▶ _Exercise objective_:
Take the line that contains "Give me the" as the first line and the final line of the records as the last; return exactly those lines and the lines between.

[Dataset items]
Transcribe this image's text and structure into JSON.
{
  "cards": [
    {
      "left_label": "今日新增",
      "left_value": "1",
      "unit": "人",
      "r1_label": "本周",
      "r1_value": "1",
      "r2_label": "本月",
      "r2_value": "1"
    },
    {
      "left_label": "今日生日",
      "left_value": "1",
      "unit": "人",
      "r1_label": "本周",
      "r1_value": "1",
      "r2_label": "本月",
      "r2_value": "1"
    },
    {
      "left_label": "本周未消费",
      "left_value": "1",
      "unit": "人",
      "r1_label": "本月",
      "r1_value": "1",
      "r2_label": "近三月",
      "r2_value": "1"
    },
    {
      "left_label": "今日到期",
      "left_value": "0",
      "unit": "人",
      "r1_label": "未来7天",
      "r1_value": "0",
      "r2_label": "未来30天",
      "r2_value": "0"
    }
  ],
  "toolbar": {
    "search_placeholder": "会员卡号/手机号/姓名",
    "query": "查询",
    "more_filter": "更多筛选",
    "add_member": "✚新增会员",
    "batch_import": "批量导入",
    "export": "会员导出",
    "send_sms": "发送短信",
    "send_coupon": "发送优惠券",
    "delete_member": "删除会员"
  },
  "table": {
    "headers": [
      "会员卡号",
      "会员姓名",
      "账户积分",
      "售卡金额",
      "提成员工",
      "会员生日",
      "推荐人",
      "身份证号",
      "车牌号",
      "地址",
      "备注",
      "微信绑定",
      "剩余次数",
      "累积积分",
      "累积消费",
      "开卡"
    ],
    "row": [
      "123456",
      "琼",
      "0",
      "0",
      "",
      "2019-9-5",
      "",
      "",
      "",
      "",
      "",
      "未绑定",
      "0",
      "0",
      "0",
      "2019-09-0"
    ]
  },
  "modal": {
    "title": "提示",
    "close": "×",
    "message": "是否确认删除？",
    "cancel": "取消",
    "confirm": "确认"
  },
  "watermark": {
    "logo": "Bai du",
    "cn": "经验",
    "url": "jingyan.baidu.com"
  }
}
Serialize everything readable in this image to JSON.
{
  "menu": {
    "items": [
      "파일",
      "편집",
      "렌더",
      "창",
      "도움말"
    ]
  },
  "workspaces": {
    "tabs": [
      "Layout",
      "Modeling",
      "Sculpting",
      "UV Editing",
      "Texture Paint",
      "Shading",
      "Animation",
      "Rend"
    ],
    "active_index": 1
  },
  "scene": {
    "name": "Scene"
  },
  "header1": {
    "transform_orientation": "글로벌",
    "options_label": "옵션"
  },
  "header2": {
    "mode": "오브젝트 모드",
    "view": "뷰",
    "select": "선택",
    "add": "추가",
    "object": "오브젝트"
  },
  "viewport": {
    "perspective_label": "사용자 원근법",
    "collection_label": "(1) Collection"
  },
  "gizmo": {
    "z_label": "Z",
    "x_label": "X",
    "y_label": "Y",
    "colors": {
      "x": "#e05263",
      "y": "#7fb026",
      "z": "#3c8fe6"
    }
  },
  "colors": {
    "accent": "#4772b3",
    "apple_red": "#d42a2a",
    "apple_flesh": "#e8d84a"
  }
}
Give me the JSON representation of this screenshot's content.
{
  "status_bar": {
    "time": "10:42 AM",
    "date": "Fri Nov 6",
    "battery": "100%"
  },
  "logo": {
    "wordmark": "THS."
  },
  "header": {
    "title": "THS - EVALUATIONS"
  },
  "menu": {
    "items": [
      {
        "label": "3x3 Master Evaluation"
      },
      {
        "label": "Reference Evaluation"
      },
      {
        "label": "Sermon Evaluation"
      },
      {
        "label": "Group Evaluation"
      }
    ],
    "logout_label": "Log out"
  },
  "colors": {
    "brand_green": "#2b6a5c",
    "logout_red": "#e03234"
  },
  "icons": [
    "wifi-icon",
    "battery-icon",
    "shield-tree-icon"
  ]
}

▶ _Exercise result_:
Give me the JSON representation of this screenshot's content.
{
  "status_bar": {
    "time": "10:42 AM",
    "date": "Fri Nov 6",
    "battery": "100%"
  },
  "logo": {
    "wordmark": "THS."
  },
  "header": {
    "title": "THS - EVALUATIONS"
  },
  "menu": {
    "items": [
      {
        "label": "3x3 Master Evaluation"
      },
      {
        "label": "Reference Evaluation"
      },
      {
        "label": "Sermon Evaluation"
      },
      {
        "label": "Group Evaluation"
      }
    ],
    "logout_label": "Log out"
  },
  "colors": {
    "brand_green": "#2b6a5c",
    "logout_red": "#e03234"
  },
  "icons": [
    "wifi-icon",
    "battery-icon",
    "shield-tree-icon"
  ]
}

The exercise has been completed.